_Problem statement_:
In your copy, leave out the pictures and repeat the entries below exactly.

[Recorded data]
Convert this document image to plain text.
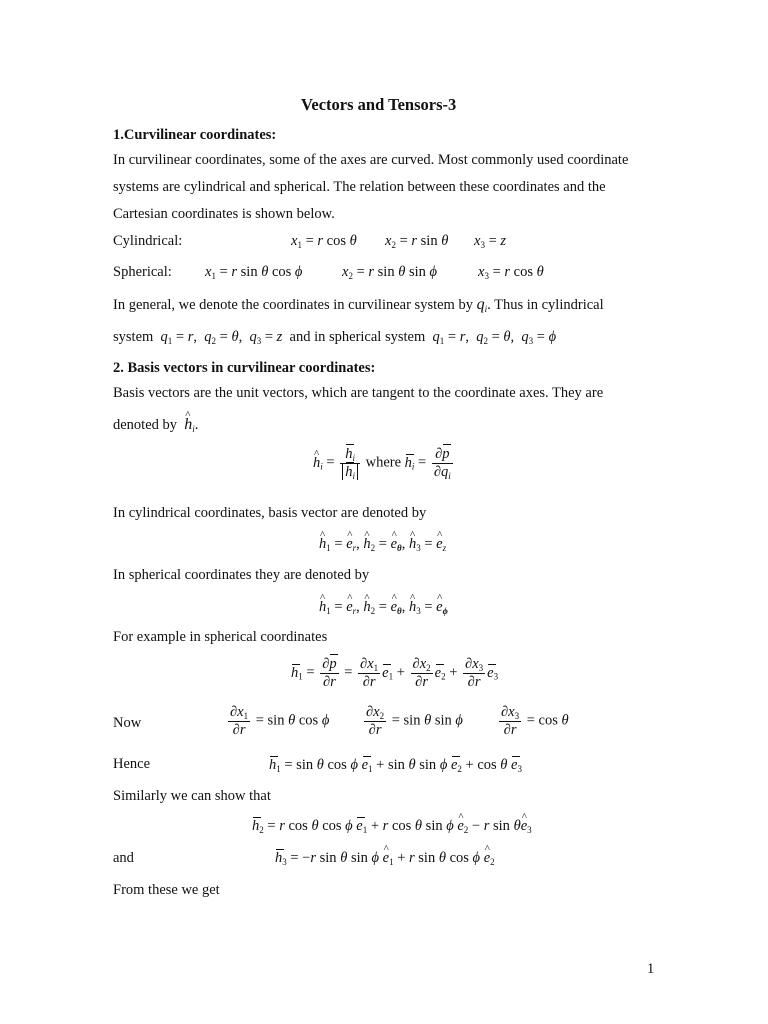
Vectors and Tensors-3
1.Curvilinear coordinates:
In curvilinear coordinates, some of the axes are curved. Most commonly used coordinate
systems are cylindrical and spherical. The relation between these coordinates and the
Cartesian coordinates is shown below.
Cylindrical:	$x_1 = r$ cos θ $x_2 = r$ sin θ $x_3 = z$
Spherical: $x_1 = r$ sin θ cos ϕ	$x_2 = r$ sin θ sin ϕ	$x_3 = r$ cos θ
In general, we denote the coordinates in curvilinear system by $q_i$. Thus in cylindrical
system $q_1 = r$,  $q_2 = \theta$,  $q_3 = z$ and in spherical system $q_1 = r$,  $q_2 = \theta$,  $q_3 = \phi$
2. Basis vectors in curvilinear coordinates:
Basis vectors are the unit vectors, which are tangent to the coordinate axes. They are
denoted by ^ $h_i$.
^ $h_i = \frac{h_i}{h_i}$ where $h_i = \frac{\partial p}{\partial q_i}$
In cylindrical coordinates, basis vector are denoted by
^ $h_1$ = ^ $e_r$, ^ $h_2$ = ^ $e_\theta$, ^ $h_3$ = ^ $e_z$
In spherical coordinates they are denoted by
^ $h_1$ = ^ $e_r$, ^ $h_2$ = ^ $e_\theta$, ^ $h_3$ = ^ $e_\phi$
For example in spherical coordinates
$h_1 = \frac{\partial p}{\partial r} = \frac{\partial x_1}{\partial r} e_1 + \frac{\partial x_2}{\partial r} e_2 + \frac{\partial x_3}{\partial r} e_3$
Now	$\frac{\partial x_1}{\partial r} = \sin \theta$ cos ϕ $\frac{\partial x_2}{\partial r} = \sin \theta$ sin ϕ $\frac{\partial x_3}{\partial r} = \cos \theta$
Hence	$h_1 = \sin \theta$ cos ϕ $e_1 + \sin \theta$ sin ϕ $e_2 + \cos \theta$ $e_3$
Similarly we can show that
$h_2 = r$ cos θ cos ϕ $e_1 + r$ cos θ sin ϕ ^ $e_2 - r$ sin θ^ $e_3$
and	$h_3 = -r$ sin θ sin ϕ ^ $e_1 + r$ sin θ cos ϕ ^ $e_2$
From these we get
1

_Output for this exercise_:
Convert this document image to plain text.
Vectors and Tensors-3
1.Curvilinear coordinates:
In curvilinear coordinates, some of the axes are curved. Most commonly used coordinate
systems are cylindrical and spherical. The relation between these coordinates and the
Cartesian coordinates is shown below.
Cylindrical:	$x_1 = r$ cos θ $x_2 = r$ sin θ $x_3 = z$
Spherical: $x_1 = r$ sin θ cos ϕ	$x_2 = r$ sin θ sin ϕ	$x_3 = r$ cos θ
In general, we denote the coordinates in curvilinear system by $q_i$. Thus in cylindrical
system $q_1 = r$,  $q_2 = \theta$,  $q_3 = z$ and in spherical system $q_1 = r$,  $q_2 = \theta$,  $q_3 = \phi$
2. Basis vectors in curvilinear coordinates:
Basis vectors are the unit vectors, which are tangent to the coordinate axes. They are
denoted by ^ $h_i$.
^ $h_i = \frac{h_i}{h_i}$ where $h_i = \frac{\partial p}{\partial q_i}$
In cylindrical coordinates, basis vector are denoted by
^ $h_1$ = ^ $e_r$, ^ $h_2$ = ^ $e_\theta$, ^ $h_3$ = ^ $e_z$
In spherical coordinates they are denoted by
^ $h_1$ = ^ $e_r$, ^ $h_2$ = ^ $e_\theta$, ^ $h_3$ = ^ $e_\phi$
For example in spherical coordinates
$h_1 = \frac{\partial p}{\partial r} = \frac{\partial x_1}{\partial r} e_1 + \frac{\partial x_2}{\partial r} e_2 + \frac{\partial x_3}{\partial r} e_3$
Now	$\frac{\partial x_1}{\partial r} = \sin \theta$ cos ϕ $\frac{\partial x_2}{\partial r} = \sin \theta$ sin ϕ $\frac{\partial x_3}{\partial r} = \cos \theta$
Hence	$h_1 = \sin \theta$ cos ϕ $e_1 + \sin \theta$ sin ϕ $e_2 + \cos \theta$ $e_3$
Similarly we can show that
$h_2 = r$ cos θ cos ϕ $e_1 + r$ cos θ sin ϕ ^ $e_2 - r$ sin θ^ $e_3$
and	$h_3 = -r$ sin θ sin ϕ ^ $e_1 + r$ sin θ cos ϕ ^ $e_2$
From these we get
1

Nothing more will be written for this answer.